Records:

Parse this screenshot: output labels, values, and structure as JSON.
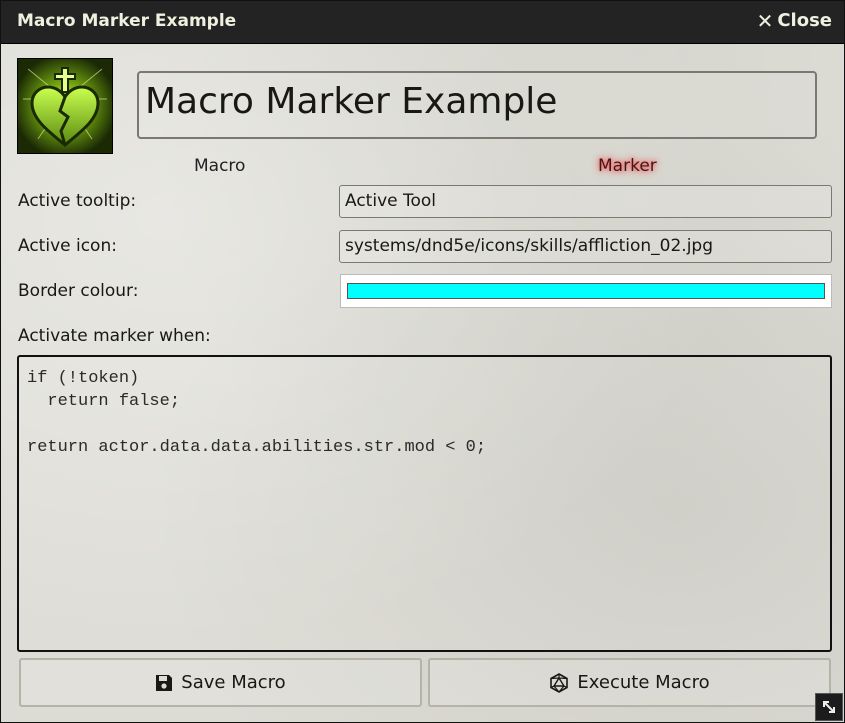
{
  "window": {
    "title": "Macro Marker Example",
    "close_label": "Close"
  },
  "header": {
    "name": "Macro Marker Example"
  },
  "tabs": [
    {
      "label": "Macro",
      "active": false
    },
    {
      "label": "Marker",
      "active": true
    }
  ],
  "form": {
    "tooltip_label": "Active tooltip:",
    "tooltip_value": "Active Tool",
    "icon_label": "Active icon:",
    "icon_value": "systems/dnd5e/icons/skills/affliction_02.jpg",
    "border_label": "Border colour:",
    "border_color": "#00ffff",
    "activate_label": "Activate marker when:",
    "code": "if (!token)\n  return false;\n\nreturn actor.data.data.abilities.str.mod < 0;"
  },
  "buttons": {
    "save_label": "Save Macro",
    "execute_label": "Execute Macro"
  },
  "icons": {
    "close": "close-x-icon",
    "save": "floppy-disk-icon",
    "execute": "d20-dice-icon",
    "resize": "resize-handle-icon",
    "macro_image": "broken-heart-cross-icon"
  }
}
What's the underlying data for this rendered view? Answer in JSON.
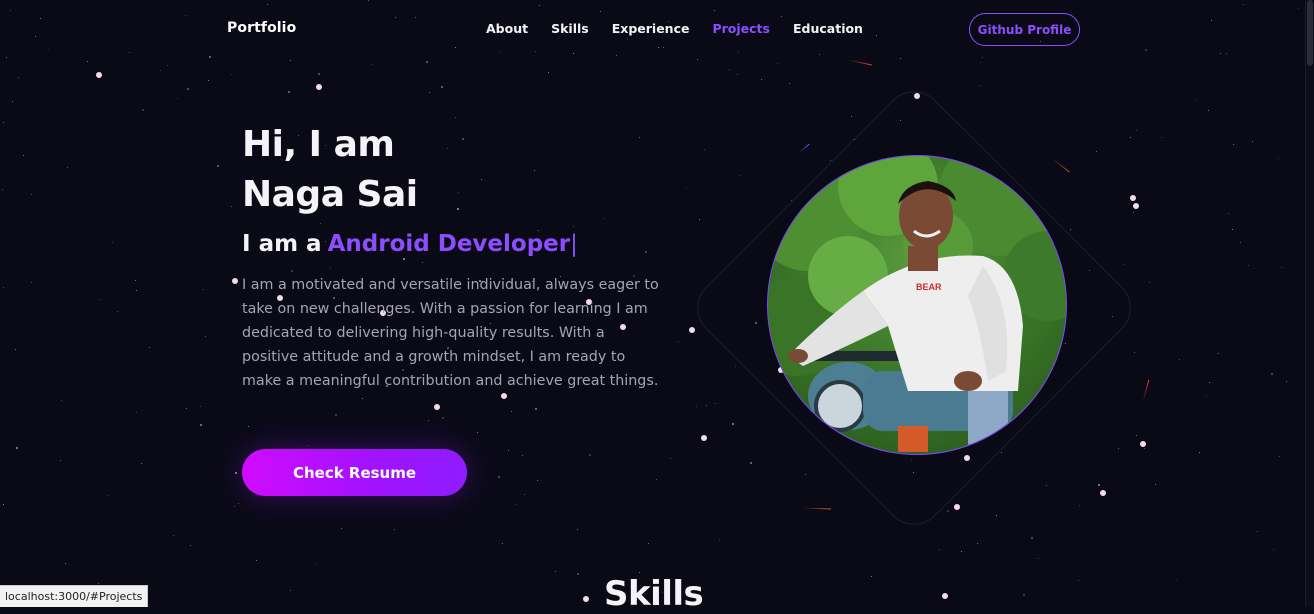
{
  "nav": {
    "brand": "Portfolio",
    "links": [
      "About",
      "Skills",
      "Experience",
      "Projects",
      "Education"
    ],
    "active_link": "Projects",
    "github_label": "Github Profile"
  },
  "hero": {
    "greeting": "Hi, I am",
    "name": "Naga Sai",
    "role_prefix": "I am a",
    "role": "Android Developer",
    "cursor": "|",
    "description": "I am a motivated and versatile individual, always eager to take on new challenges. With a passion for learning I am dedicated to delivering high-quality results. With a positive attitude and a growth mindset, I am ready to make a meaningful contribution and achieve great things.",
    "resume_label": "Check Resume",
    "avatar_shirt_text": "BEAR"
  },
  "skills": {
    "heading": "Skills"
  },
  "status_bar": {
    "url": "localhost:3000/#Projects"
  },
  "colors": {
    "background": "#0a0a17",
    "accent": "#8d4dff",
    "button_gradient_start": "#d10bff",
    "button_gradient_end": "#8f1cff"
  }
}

■ Goal of the exercise:
From the entries above, copy every line where the word "false" shows up.

■ Answer to the exercise:
      "active": false
    "code": "if (!token)\n  return false;\n\nreturn actor.data.data.abilities.str.mod < 0;"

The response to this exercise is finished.